- [Source passage]:
----

Meet Günther Groissböck, opera’s most famous cyclist

In 2015 at the Salzberg Festival in Austria, Günther Groissböck starred in his first production of the Richard Strauss opera Der Rosenkavalier.

Playing the role of Baron Ochs auf Lerchenau, an outlandish nobleman who lusted after every woman in sight, landed Groissböck a cover shot on one of Germany’s most important opera news magazines. 

But do you know what Groissböck, an Austrian bass who debuted in opera in 2002, remembers most about the photo shoot? 

“Well, I told them my hobby is cycling, so the cover is me in cycling gear with my bike,” Groissböck says. “It was a bit weird, and it was an eye catcher because no one expects a guy with a Colnago bike and cycling dress on an opera magazine cover.”

Since then, Groissböck has played the role of Baron Ochs auf Lerchenau three more times during productions at the Metropolitan Opera in New York City. He sings around the world, and will star as King Heinrich in Richard Wagner’s Lohengrin at the Met at the end of this month. 

Groissböck has yet to appear on another opera magazine cover in cycling kit, but the thought of appearing as an opera singer in a cycling magazine makes him undeniably giddy. 

“It’s a huge advantage”

Groissböck grew up in Waidhofen an der Ybbs in Lower Austria. He began playing piano as a child and received vocal training at the University of Music and Performing Arts Vienna. All the while he was developing his craft on stage, he was also discovering a love for the bike. He participated in races as a junior and as an adult, he loved to participate in recreational events like L’Etape du Tour de France and the Marmotte Granfondo Alpes.

But Groissböck says he’s been too busy lately working to put in the time and effort required for big, multi-day or gran fondo-type rides; in fact, the last time he did one was around the time of his cover shoot, in 2015.

----

[Spatial layout data]
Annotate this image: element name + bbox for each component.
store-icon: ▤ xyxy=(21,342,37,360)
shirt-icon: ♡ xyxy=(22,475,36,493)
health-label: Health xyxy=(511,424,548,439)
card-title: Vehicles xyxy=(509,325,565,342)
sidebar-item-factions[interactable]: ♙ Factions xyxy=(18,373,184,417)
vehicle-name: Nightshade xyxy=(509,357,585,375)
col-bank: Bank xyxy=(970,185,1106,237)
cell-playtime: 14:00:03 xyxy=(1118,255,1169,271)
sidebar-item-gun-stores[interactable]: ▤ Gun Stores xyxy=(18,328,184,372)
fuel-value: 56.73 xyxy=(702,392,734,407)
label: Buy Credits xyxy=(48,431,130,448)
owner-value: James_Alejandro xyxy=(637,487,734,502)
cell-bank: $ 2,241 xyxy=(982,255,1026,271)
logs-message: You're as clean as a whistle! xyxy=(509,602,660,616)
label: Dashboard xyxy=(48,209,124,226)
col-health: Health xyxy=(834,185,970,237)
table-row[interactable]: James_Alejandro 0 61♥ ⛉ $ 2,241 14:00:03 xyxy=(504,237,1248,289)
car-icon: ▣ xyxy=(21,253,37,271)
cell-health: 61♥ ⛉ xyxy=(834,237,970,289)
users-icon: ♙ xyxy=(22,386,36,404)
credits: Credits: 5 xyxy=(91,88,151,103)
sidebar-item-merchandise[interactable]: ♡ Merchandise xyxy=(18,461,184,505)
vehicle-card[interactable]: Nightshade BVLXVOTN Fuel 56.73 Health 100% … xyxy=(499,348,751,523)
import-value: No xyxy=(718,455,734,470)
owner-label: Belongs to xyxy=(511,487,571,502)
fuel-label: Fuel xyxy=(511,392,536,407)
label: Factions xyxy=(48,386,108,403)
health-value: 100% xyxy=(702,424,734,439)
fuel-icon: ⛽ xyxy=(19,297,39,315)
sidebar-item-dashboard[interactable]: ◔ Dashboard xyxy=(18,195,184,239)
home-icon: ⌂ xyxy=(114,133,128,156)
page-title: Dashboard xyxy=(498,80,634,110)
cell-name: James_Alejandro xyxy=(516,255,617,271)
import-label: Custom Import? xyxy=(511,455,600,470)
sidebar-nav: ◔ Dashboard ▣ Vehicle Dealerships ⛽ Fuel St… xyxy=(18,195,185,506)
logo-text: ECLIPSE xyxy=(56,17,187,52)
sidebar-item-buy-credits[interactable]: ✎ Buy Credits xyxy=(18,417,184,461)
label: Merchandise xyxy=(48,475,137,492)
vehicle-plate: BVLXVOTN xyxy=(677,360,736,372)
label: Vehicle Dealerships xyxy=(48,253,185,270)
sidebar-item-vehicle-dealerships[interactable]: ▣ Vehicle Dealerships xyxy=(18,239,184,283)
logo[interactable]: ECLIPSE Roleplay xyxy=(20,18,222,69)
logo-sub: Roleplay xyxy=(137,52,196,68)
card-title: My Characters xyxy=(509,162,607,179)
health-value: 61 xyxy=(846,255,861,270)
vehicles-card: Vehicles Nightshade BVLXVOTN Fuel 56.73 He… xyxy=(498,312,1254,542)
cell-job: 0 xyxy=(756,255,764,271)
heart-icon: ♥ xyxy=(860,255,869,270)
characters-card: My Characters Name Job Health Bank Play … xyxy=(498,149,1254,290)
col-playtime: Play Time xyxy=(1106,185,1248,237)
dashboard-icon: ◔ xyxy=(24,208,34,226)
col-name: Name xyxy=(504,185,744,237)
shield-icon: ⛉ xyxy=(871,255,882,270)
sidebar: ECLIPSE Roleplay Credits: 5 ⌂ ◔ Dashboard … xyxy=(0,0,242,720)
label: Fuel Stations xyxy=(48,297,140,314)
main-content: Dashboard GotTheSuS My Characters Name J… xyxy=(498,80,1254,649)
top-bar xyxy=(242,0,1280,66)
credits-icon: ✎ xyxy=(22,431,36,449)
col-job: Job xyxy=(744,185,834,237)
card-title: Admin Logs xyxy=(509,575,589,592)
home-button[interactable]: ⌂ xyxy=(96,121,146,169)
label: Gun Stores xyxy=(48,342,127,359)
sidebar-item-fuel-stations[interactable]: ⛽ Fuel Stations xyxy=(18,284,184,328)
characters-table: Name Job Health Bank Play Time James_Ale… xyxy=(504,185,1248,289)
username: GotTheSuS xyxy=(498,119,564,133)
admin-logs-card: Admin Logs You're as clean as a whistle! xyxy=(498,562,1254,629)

----

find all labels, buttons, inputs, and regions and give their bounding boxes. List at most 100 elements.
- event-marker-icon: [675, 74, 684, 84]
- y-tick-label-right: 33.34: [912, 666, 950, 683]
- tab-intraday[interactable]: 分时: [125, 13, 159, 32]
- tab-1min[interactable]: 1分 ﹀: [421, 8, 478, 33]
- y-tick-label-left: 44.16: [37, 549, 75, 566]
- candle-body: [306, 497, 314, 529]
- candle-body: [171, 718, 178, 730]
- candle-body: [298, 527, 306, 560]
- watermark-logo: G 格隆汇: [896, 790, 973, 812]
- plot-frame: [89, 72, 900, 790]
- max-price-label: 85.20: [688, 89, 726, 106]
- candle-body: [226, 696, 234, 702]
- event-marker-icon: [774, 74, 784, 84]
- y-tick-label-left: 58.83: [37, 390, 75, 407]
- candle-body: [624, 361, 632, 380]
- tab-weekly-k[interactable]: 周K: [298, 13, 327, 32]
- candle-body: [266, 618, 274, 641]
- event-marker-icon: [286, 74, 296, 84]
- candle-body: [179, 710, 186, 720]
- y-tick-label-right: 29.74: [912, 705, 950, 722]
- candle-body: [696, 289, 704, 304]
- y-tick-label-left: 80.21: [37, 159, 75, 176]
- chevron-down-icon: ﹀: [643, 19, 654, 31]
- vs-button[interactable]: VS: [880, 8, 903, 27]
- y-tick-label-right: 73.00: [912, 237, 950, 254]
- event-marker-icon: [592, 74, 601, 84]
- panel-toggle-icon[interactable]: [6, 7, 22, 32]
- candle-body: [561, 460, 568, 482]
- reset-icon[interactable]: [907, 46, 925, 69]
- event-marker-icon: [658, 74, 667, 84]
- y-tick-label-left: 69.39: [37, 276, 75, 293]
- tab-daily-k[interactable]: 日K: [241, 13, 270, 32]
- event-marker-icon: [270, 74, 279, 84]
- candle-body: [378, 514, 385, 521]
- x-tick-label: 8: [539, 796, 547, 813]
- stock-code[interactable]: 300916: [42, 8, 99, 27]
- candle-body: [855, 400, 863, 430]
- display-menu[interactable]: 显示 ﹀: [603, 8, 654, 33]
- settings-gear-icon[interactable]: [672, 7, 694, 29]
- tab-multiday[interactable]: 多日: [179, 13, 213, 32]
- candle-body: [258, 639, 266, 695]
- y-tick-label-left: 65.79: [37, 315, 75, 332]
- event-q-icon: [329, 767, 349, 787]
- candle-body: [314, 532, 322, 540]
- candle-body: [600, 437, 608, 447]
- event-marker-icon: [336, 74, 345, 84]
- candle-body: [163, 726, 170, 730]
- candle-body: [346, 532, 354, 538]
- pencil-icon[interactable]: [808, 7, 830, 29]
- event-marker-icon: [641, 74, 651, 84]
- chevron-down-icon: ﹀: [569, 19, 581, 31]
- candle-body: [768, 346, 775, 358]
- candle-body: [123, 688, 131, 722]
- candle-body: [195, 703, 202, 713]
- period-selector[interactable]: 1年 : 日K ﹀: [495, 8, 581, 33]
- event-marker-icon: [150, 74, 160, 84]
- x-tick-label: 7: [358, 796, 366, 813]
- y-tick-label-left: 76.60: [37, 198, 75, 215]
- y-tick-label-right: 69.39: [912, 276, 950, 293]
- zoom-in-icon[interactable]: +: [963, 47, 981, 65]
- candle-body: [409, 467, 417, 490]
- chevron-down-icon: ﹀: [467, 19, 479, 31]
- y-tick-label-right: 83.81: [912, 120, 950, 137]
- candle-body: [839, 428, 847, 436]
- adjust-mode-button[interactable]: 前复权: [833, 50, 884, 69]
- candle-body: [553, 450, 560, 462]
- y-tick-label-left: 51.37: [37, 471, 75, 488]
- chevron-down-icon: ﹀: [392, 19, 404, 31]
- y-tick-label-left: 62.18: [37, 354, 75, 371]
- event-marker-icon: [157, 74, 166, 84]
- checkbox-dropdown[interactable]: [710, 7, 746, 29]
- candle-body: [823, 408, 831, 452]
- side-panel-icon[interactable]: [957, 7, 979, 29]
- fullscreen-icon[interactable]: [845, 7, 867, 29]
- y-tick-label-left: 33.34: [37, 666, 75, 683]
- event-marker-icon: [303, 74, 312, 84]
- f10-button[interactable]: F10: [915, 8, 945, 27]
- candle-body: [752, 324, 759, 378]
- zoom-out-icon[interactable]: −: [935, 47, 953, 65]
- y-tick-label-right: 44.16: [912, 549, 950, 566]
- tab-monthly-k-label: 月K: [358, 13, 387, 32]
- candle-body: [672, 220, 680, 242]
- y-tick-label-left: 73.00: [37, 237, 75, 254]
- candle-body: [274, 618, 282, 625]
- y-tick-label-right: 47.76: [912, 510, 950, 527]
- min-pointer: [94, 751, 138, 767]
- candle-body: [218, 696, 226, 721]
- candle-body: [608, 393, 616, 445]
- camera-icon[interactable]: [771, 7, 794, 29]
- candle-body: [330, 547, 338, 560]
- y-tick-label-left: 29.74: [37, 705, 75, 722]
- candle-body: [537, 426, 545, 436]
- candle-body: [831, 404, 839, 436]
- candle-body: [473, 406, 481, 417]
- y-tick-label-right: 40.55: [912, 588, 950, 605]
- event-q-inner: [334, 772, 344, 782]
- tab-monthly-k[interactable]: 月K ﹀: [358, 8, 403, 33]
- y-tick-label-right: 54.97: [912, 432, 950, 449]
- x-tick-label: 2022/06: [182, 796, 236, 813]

----

- [Objectives]:
#1 Name each real person mentioned in the Groissböck profile, excluding operatic characters.
#2 According to the Groissböck profile, why was the magazine cover an eye catcher? Answer in one to three sentences.
#3 Continue the Groissböck profile from its last sentence.

- [Replies]:
#1 Günther Groissböck, Richard Strauss, Richard Wagner

#2 The cover was an eye catcher because it showed Groissböck in cycling gear with his Colnago bike. No one expects to see a man dressed that way on the cover of an opera magazine.

#3
Groissböck in NYC before an early morning, pre-show ride. Photo: Courtesy Günther Groissböck

Nevertheless, he continues to ride his bike regularly, taking it with him to gigs in Salzberg, where there are rolling hills just outside the city, and also to New York, where he pedals around Central Park. Riding is equal parts mental and physical upkeep for Groissböck. 

And although he’s not training for any cycling events right now, Groissböck says that riding is training — for work. 

“I really try to stay with it because it helps with singing,” Groissböck says. “If you have long exhausting roles, and I have many of them, it’s a huge advantage.”

Operatic gains

Last fall, Groissböck spent nearly two months in New York City, where he was starring in the Met’s production of Don Carlo (he played King Philip II, “a dream role for a bassist,” he says). 

He of course had a bike with him, and he logged hundreds of miles around Manhattan’s Central Park. Although he knows that doing laps around the park “sounds monotone,” Groissböck has developed a special affinity for the 10 kilometer loop — and, how it can satiate a bit of his competitive edge.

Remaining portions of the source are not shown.